# [Given request]
All the data should be repeated exactly. Any image in it is left out.

(Some records)
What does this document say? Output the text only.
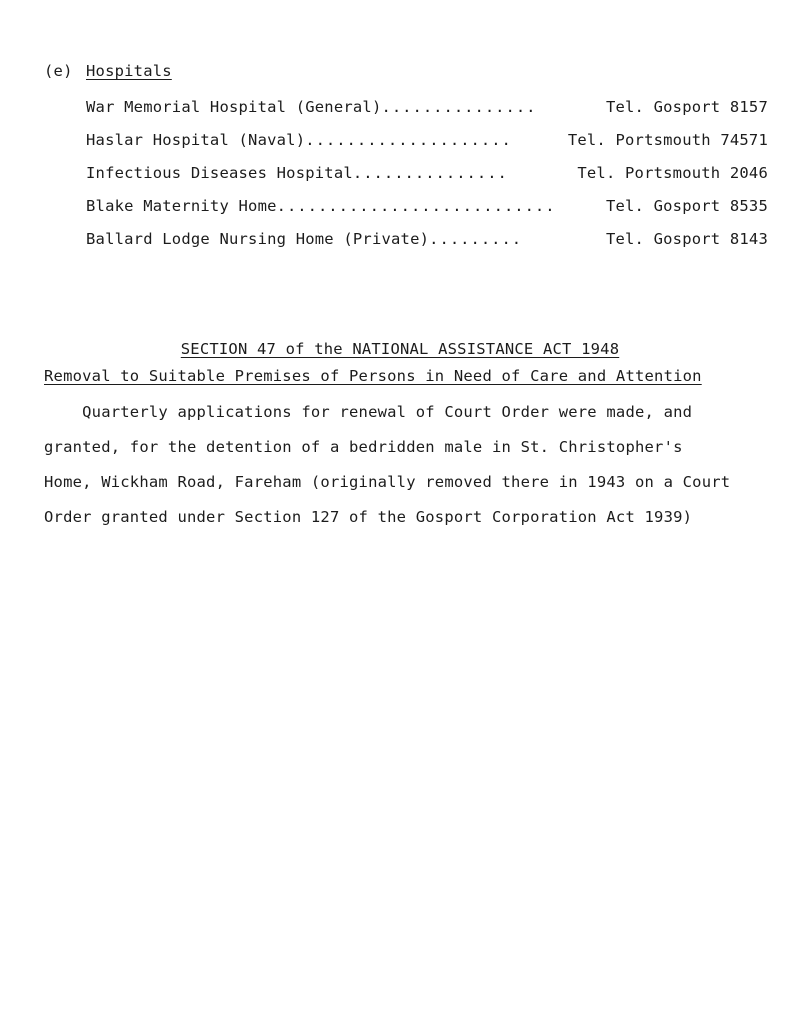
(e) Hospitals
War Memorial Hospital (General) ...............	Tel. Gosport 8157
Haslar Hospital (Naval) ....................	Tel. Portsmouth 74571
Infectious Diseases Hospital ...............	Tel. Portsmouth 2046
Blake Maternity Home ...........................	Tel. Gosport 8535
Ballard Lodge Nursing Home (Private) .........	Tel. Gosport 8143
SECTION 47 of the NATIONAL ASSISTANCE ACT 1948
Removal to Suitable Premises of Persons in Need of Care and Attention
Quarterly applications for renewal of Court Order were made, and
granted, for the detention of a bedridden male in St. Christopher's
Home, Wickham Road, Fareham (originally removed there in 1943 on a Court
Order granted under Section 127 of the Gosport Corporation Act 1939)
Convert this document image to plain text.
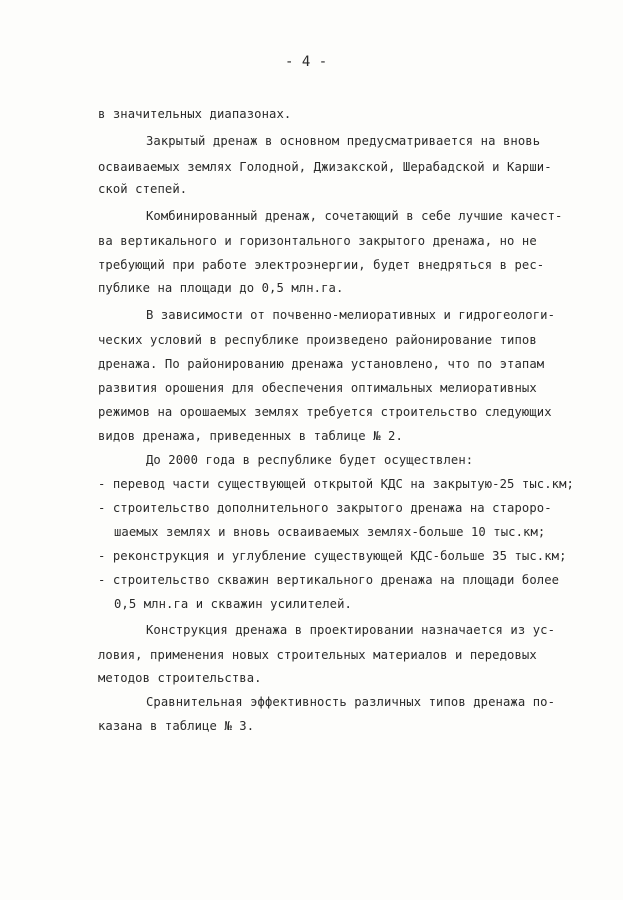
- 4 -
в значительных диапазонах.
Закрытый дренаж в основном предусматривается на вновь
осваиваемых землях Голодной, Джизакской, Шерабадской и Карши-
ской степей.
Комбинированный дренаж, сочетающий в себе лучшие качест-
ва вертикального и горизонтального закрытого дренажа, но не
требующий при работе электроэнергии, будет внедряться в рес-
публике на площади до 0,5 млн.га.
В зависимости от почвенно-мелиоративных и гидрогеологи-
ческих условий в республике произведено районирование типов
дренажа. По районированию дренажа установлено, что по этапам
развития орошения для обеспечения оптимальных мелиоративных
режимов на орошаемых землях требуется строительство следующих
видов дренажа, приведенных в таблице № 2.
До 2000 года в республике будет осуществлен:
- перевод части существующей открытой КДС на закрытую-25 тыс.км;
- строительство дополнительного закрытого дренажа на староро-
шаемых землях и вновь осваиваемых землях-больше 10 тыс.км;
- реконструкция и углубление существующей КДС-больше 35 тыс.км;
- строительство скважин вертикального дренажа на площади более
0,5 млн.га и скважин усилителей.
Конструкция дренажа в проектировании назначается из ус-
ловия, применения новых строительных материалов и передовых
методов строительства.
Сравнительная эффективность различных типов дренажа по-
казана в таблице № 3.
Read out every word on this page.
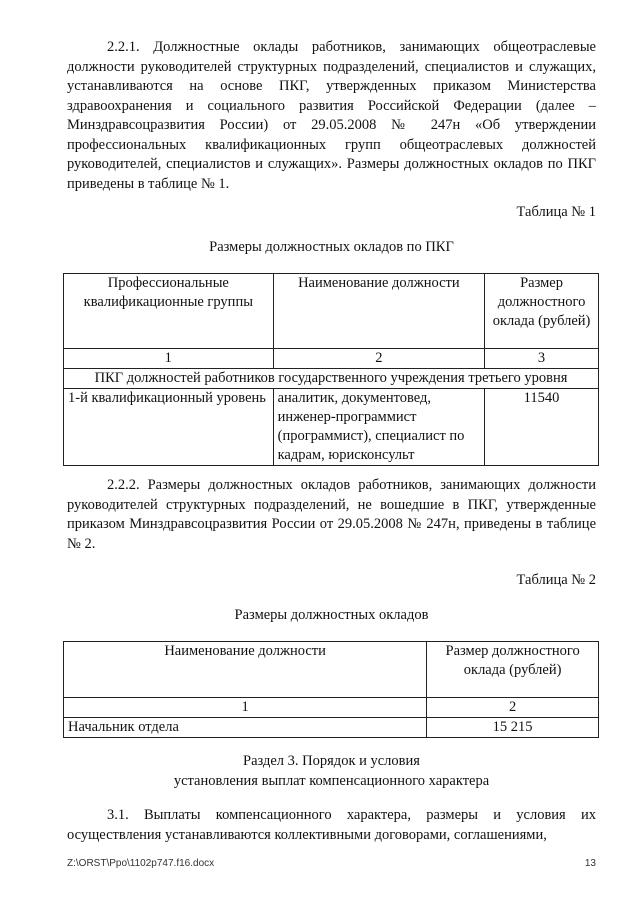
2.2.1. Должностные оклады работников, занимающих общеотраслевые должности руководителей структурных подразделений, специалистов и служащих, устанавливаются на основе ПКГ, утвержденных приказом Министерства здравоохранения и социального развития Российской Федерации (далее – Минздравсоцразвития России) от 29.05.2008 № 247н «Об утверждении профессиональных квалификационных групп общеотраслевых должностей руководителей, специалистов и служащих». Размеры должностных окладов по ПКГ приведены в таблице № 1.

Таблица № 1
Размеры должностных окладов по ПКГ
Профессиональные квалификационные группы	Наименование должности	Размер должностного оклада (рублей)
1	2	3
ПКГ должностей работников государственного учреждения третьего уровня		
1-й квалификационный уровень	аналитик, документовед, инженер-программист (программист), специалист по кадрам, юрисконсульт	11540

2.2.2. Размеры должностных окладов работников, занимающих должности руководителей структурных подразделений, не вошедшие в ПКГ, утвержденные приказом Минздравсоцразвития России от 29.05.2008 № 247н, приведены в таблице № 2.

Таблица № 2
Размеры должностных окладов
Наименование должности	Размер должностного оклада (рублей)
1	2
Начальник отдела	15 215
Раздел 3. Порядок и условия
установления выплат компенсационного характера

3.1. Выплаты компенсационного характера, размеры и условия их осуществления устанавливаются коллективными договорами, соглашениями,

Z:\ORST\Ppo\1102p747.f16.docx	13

# [Result for this exercise]
What does this document say? Output the text only.
(e) Hospitals
War Memorial Hospital (General) ...............	Tel. Gosport 8157
Haslar Hospital (Naval) ....................	Tel. Portsmouth 74571
Infectious Diseases Hospital ...............	Tel. Portsmouth 2046
Blake Maternity Home ...........................	Tel. Gosport 8535
Ballard Lodge Nursing Home (Private) .........	Tel. Gosport 8143
SECTION 47 of the NATIONAL ASSISTANCE ACT 1948
Removal to Suitable Premises of Persons in Need of Care and Attention
Quarterly applications for renewal of Court Order were made, and
granted, for the detention of a bedridden male in St. Christopher's
Home, Wickham Road, Fareham (originally removed there in 1943 on a Court
Order granted under Section 127 of the Gosport Corporation Act 1939)
Convert this document image to plain text.
- 4 -
в значительных диапазонах.
Закрытый дренаж в основном предусматривается на вновь
осваиваемых землях Голодной, Джизакской, Шерабадской и Карши-
ской степей.
Комбинированный дренаж, сочетающий в себе лучшие качест-
ва вертикального и горизонтального закрытого дренажа, но не
требующий при работе электроэнергии, будет внедряться в рес-
публике на площади до 0,5 млн.га.
В зависимости от почвенно-мелиоративных и гидрогеологи-
ческих условий в республике произведено районирование типов
дренажа. По районированию дренажа установлено, что по этапам
развития орошения для обеспечения оптимальных мелиоративных
режимов на орошаемых землях требуется строительство следующих
видов дренажа, приведенных в таблице № 2.
До 2000 года в республике будет осуществлен:
- перевод части существующей открытой КДС на закрытую-25 тыс.км;
- строительство дополнительного закрытого дренажа на староро-
шаемых землях и вновь осваиваемых землях-больше 10 тыс.км;
- реконструкция и углубление существующей КДС-больше 35 тыс.км;
- строительство скважин вертикального дренажа на площади более
0,5 млн.га и скважин усилителей.
Конструкция дренажа в проектировании назначается из ус-
ловия, применения новых строительных материалов и передовых
методов строительства.
Сравнительная эффективность различных типов дренажа по-
казана в таблице № 3.
Read out every word on this page.
2.2.1. Должностные оклады работников, занимающих общеотраслевые должности руководителей структурных подразделений, специалистов и служащих, устанавливаются на основе ПКГ, утвержденных приказом Министерства здравоохранения и социального развития Российской Федерации (далее – Минздравсоцразвития России) от 29.05.2008 № 247н «Об утверждении профессиональных квалификационных групп общеотраслевых должностей руководителей, специалистов и служащих». Размеры должностных окладов по ПКГ приведены в таблице № 1.

Таблица № 1
Размеры должностных окладов по ПКГ
Профессиональные квалификационные группы	Наименование должности	Размер должностного оклада (рублей)
1	2	3
ПКГ должностей работников государственного учреждения третьего уровня		
1-й квалификационный уровень	аналитик, документовед, инженер-программист (программист), специалист по кадрам, юрисконсульт	11540

2.2.2. Размеры должностных окладов работников, занимающих должности руководителей структурных подразделений, не вошедшие в ПКГ, утвержденные приказом Минздравсоцразвития России от 29.05.2008 № 247н, приведены в таблице № 2.

Таблица № 2
Размеры должностных окладов
Наименование должности	Размер должностного оклада (рублей)
1	2
Начальник отдела	15 215
Раздел 3. Порядок и условия
установления выплат компенсационного характера

3.1. Выплаты компенсационного характера, размеры и условия их осуществления устанавливаются коллективными договорами, соглашениями,

Z:\ORST\Ppo\1102p747.f16.docx	13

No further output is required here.